Determine the number of lines that contain the word "category", then state that number and nothing more.

Supplied records =>

========

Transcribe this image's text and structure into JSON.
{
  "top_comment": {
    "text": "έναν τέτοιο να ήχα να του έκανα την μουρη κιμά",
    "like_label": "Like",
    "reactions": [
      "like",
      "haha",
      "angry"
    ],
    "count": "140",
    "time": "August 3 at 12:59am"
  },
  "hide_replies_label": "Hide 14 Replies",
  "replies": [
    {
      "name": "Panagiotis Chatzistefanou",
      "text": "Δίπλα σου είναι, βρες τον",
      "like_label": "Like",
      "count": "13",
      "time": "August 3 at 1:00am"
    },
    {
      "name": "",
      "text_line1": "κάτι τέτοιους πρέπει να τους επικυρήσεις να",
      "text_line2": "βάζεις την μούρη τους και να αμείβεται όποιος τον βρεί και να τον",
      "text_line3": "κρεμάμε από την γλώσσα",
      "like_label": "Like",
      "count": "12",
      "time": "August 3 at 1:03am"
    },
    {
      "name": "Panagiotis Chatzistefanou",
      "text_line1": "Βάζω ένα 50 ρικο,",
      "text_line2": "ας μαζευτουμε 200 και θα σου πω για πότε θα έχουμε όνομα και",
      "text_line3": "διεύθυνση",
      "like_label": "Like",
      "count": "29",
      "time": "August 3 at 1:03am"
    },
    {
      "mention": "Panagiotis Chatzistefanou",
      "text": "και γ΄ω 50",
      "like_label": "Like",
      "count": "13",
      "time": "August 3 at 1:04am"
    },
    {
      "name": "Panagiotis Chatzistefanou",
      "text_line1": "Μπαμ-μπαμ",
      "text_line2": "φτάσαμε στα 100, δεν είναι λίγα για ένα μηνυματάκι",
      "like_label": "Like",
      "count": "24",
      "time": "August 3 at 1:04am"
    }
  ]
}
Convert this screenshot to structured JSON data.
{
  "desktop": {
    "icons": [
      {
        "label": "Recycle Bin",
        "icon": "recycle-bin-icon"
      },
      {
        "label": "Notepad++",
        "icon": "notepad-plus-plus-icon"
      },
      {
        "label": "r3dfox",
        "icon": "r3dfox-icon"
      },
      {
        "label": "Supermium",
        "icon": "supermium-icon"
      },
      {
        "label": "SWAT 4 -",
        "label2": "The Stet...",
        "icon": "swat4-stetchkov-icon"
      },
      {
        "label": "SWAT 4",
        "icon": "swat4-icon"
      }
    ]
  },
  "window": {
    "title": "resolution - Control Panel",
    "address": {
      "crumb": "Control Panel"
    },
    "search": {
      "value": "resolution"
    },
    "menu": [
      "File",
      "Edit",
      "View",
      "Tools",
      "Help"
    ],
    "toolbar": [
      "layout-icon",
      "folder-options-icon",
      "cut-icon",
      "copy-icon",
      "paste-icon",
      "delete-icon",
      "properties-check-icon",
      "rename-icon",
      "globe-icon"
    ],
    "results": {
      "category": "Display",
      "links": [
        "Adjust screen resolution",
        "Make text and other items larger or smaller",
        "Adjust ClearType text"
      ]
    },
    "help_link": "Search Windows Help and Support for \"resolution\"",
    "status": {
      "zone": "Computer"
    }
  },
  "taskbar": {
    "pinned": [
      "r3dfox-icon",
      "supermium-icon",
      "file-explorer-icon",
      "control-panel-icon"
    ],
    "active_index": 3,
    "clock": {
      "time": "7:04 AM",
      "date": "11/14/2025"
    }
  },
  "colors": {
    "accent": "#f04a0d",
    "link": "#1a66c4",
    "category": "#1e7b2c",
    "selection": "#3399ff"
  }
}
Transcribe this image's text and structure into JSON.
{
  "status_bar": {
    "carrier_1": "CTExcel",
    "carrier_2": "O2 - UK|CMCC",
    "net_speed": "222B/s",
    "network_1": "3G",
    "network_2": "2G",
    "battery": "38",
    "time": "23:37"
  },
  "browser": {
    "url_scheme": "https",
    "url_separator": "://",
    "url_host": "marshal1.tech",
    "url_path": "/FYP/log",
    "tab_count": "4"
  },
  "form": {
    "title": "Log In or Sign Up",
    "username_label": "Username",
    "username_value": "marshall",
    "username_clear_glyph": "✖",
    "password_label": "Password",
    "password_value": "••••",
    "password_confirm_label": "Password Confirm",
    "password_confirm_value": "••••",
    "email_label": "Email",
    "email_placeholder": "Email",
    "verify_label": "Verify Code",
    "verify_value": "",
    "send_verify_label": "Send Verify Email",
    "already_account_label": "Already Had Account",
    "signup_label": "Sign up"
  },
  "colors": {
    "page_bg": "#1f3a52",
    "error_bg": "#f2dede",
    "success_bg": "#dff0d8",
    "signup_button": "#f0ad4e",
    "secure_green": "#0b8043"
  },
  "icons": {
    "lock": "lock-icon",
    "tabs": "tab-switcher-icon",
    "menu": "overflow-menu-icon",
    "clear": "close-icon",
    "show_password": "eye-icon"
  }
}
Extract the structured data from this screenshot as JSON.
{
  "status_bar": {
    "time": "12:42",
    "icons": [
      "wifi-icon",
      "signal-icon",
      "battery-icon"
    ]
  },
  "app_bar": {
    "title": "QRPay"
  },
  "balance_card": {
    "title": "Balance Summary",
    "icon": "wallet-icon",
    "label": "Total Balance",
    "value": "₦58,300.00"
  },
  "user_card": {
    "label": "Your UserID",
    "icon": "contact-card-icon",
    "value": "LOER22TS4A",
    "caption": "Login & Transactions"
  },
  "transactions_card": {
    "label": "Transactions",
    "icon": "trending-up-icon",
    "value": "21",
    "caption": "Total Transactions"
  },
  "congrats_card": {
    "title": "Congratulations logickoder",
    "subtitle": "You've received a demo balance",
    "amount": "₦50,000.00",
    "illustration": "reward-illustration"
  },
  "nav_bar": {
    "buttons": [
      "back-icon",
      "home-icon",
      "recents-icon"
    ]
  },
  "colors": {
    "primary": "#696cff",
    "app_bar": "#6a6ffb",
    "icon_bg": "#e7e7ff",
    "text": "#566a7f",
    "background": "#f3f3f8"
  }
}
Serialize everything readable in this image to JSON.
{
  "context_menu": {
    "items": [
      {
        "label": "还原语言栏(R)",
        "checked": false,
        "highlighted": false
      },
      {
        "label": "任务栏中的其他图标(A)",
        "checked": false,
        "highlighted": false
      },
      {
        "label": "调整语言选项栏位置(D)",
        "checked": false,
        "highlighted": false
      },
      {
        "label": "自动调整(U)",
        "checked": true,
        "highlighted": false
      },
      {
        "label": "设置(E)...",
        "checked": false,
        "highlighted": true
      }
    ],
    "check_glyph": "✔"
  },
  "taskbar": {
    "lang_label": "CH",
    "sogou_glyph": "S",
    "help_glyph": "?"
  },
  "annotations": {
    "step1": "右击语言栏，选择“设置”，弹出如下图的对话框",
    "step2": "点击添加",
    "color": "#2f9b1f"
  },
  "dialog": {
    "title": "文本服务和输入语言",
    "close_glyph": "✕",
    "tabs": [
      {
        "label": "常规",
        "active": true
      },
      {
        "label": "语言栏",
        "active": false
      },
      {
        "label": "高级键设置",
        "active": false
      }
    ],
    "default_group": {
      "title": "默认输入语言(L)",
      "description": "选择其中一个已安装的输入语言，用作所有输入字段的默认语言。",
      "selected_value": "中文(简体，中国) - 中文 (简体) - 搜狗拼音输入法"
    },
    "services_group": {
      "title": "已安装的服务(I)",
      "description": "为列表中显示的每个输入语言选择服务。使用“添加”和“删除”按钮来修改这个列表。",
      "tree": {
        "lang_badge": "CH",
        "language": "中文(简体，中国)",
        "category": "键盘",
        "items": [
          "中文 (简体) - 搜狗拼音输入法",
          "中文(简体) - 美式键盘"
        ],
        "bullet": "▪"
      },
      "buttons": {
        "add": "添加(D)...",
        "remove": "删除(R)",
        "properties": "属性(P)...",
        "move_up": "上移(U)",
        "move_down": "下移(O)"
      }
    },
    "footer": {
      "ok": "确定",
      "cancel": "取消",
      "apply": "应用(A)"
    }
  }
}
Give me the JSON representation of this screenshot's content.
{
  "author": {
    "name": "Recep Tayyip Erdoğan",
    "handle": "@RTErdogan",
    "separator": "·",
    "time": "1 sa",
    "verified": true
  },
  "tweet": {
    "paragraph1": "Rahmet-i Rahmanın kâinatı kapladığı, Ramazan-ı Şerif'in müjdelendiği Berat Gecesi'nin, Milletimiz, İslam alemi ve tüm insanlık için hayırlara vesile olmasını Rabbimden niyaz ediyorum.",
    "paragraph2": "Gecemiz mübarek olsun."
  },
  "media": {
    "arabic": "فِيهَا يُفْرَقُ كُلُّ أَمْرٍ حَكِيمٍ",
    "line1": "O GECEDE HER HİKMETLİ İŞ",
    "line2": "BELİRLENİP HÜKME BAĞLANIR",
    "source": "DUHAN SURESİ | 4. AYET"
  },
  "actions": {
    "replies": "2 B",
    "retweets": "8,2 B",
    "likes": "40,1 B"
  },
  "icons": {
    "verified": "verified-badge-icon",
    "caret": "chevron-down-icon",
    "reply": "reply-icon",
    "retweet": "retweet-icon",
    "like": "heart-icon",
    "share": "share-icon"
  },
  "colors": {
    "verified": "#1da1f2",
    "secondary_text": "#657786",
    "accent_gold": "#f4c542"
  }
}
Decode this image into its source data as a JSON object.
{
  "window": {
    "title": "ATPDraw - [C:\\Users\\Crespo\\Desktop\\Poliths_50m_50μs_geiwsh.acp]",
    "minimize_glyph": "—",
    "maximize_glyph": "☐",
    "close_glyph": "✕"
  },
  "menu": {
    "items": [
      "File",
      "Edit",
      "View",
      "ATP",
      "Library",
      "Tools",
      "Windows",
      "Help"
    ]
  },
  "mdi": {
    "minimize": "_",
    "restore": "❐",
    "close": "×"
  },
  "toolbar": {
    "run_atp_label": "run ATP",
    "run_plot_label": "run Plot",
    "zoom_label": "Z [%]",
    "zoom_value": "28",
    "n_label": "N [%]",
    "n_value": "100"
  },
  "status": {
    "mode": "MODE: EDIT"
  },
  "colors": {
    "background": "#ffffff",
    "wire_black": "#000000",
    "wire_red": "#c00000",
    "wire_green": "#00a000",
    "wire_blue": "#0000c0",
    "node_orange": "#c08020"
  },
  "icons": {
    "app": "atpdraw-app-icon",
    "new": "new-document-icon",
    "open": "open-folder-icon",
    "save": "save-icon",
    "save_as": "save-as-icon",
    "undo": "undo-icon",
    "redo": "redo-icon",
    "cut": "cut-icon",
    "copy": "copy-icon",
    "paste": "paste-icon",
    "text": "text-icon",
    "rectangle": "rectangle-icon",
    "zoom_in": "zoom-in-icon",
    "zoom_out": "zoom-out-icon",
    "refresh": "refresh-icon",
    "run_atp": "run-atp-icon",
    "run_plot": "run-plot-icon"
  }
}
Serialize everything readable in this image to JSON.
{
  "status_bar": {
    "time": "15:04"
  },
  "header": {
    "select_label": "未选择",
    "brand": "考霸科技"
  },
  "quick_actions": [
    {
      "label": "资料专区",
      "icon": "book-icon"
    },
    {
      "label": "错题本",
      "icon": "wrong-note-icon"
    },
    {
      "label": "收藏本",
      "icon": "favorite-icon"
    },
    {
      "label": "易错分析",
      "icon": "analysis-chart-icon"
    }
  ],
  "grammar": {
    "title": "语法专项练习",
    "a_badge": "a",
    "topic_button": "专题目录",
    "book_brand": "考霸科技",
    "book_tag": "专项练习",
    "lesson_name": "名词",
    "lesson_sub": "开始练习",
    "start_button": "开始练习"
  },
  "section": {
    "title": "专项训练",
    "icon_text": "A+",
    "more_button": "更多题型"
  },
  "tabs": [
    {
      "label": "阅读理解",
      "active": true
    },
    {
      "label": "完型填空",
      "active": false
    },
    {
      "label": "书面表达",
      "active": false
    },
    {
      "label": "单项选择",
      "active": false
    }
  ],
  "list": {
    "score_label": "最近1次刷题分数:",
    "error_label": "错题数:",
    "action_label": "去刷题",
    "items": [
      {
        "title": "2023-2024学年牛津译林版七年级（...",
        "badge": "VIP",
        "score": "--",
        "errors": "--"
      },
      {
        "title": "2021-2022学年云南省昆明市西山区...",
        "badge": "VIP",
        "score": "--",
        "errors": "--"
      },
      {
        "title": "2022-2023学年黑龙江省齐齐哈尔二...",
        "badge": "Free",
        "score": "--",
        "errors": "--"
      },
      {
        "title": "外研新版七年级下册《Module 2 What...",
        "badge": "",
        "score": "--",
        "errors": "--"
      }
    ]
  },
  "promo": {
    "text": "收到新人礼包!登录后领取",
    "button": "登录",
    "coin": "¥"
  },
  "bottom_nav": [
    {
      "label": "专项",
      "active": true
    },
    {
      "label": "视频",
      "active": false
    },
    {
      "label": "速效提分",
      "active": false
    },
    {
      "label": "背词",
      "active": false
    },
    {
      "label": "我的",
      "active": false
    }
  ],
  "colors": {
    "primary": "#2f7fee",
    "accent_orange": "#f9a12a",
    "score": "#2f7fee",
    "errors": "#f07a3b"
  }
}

========

Finished task =>
3